TASK DIRECTIONS —
Reproduce all the entries precisely.

SUPPLIED DATA —
—————
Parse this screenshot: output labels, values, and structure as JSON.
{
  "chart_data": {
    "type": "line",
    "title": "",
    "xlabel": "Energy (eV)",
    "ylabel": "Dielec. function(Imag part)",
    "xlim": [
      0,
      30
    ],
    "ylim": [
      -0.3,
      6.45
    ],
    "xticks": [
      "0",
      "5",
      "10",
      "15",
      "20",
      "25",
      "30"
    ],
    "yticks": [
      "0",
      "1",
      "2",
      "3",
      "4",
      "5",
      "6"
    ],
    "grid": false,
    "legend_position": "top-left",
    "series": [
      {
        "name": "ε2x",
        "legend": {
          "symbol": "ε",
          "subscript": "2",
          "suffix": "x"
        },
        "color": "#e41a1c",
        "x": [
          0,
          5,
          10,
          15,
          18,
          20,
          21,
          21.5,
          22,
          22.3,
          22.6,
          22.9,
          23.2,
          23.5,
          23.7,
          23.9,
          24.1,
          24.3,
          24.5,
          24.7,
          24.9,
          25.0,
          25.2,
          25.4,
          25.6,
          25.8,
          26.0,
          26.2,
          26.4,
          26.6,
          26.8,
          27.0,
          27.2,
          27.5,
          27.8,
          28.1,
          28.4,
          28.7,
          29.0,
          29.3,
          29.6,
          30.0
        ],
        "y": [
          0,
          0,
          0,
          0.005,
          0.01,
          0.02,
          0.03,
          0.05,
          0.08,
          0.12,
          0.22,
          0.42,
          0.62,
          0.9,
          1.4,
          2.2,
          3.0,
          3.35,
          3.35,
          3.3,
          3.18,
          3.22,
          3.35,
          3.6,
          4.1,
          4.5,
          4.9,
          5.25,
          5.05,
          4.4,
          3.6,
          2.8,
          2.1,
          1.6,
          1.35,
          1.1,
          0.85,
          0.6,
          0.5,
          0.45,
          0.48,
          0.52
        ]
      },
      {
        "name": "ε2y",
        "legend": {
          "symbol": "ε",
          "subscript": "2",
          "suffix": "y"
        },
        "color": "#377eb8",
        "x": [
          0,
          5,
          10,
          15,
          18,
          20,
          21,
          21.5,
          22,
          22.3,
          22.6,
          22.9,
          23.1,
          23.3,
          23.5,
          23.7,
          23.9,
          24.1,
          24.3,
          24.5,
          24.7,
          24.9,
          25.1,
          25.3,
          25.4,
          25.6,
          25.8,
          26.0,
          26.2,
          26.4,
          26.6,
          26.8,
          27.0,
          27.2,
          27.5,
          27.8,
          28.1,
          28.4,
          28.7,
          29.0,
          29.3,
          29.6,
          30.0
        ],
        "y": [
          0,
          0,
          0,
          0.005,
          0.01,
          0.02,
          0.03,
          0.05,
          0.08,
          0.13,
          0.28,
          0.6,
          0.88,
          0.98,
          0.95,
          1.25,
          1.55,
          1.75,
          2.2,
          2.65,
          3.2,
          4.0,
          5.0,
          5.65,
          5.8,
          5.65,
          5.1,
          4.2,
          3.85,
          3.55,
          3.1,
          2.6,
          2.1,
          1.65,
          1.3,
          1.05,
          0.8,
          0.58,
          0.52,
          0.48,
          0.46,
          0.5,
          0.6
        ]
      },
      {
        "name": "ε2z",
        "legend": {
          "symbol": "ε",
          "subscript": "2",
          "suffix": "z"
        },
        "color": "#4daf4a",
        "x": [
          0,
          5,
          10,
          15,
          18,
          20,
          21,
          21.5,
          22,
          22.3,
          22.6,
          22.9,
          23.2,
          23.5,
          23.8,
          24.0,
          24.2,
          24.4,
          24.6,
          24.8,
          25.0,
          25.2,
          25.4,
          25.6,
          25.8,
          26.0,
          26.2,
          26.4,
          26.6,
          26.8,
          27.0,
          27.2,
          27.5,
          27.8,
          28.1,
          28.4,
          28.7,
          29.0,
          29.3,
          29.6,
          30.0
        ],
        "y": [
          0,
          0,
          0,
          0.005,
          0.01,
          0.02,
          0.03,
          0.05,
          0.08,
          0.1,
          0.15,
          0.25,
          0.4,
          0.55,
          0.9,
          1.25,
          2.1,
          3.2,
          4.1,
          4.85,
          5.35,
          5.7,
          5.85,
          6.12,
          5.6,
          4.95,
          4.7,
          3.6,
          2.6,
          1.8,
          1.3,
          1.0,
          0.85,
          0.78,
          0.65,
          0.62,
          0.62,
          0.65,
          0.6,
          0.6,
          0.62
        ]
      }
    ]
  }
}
—————
FINISHED TASK —
Parse this screenshot: output labels, values, and structure as JSON.
{
  "chart_data": {
    "type": "line",
    "title": "",
    "xlabel": "Energy (eV)",
    "ylabel": "Dielec. function(Imag part)",
    "xlim": [
      0,
      30
    ],
    "ylim": [
      -0.3,
      6.45
    ],
    "xticks": [
      "0",
      "5",
      "10",
      "15",
      "20",
      "25",
      "30"
    ],
    "yticks": [
      "0",
      "1",
      "2",
      "3",
      "4",
      "5",
      "6"
    ],
    "grid": false,
    "legend_position": "top-left",
    "series": [
      {
        "name": "ε2x",
        "legend": {
          "symbol": "ε",
          "subscript": "2",
          "suffix": "x"
        },
        "color": "#e41a1c",
        "x": [
          0,
          5,
          10,
          15,
          18,
          20,
          21,
          21.5,
          22,
          22.3,
          22.6,
          22.9,
          23.2,
          23.5,
          23.7,
          23.9,
          24.1,
          24.3,
          24.5,
          24.7,
          24.9,
          25.0,
          25.2,
          25.4,
          25.6,
          25.8,
          26.0,
          26.2,
          26.4,
          26.6,
          26.8,
          27.0,
          27.2,
          27.5,
          27.8,
          28.1,
          28.4,
          28.7,
          29.0,
          29.3,
          29.6,
          30.0
        ],
        "y": [
          0,
          0,
          0,
          0.005,
          0.01,
          0.02,
          0.03,
          0.05,
          0.08,
          0.12,
          0.22,
          0.42,
          0.62,
          0.9,
          1.4,
          2.2,
          3.0,
          3.35,
          3.35,
          3.3,
          3.18,
          3.22,
          3.35,
          3.6,
          4.1,
          4.5,
          4.9,
          5.25,
          5.05,
          4.4,
          3.6,
          2.8,
          2.1,
          1.6,
          1.35,
          1.1,
          0.85,
          0.6,
          0.5,
          0.45,
          0.48,
          0.52
        ]
      },
      {
        "name": "ε2y",
        "legend": {
          "symbol": "ε",
          "subscript": "2",
          "suffix": "y"
        },
        "color": "#377eb8",
        "x": [
          0,
          5,
          10,
          15,
          18,
          20,
          21,
          21.5,
          22,
          22.3,
          22.6,
          22.9,
          23.1,
          23.3,
          23.5,
          23.7,
          23.9,
          24.1,
          24.3,
          24.5,
          24.7,
          24.9,
          25.1,
          25.3,
          25.4,
          25.6,
          25.8,
          26.0,
          26.2,
          26.4,
          26.6,
          26.8,
          27.0,
          27.2,
          27.5,
          27.8,
          28.1,
          28.4,
          28.7,
          29.0,
          29.3,
          29.6,
          30.0
        ],
        "y": [
          0,
          0,
          0,
          0.005,
          0.01,
          0.02,
          0.03,
          0.05,
          0.08,
          0.13,
          0.28,
          0.6,
          0.88,
          0.98,
          0.95,
          1.25,
          1.55,
          1.75,
          2.2,
          2.65,
          3.2,
          4.0,
          5.0,
          5.65,
          5.8,
          5.65,
          5.1,
          4.2,
          3.85,
          3.55,
          3.1,
          2.6,
          2.1,
          1.65,
          1.3,
          1.05,
          0.8,
          0.58,
          0.52,
          0.48,
          0.46,
          0.5,
          0.6
        ]
      },
      {
        "name": "ε2z",
        "legend": {
          "symbol": "ε",
          "subscript": "2",
          "suffix": "z"
        },
        "color": "#4daf4a",
        "x": [
          0,
          5,
          10,
          15,
          18,
          20,
          21,
          21.5,
          22,
          22.3,
          22.6,
          22.9,
          23.2,
          23.5,
          23.8,
          24.0,
          24.2,
          24.4,
          24.6,
          24.8,
          25.0,
          25.2,
          25.4,
          25.6,
          25.8,
          26.0,
          26.2,
          26.4,
          26.6,
          26.8,
          27.0,
          27.2,
          27.5,
          27.8,
          28.1,
          28.4,
          28.7,
          29.0,
          29.3,
          29.6,
          30.0
        ],
        "y": [
          0,
          0,
          0,
          0.005,
          0.01,
          0.02,
          0.03,
          0.05,
          0.08,
          0.1,
          0.15,
          0.25,
          0.4,
          0.55,
          0.9,
          1.25,
          2.1,
          3.2,
          4.1,
          4.85,
          5.35,
          5.7,
          5.85,
          6.12,
          5.6,
          4.95,
          4.7,
          3.6,
          2.6,
          1.8,
          1.3,
          1.0,
          0.85,
          0.78,
          0.65,
          0.62,
          0.62,
          0.65,
          0.6,
          0.6,
          0.62
        ]
      }
    ]
  }
}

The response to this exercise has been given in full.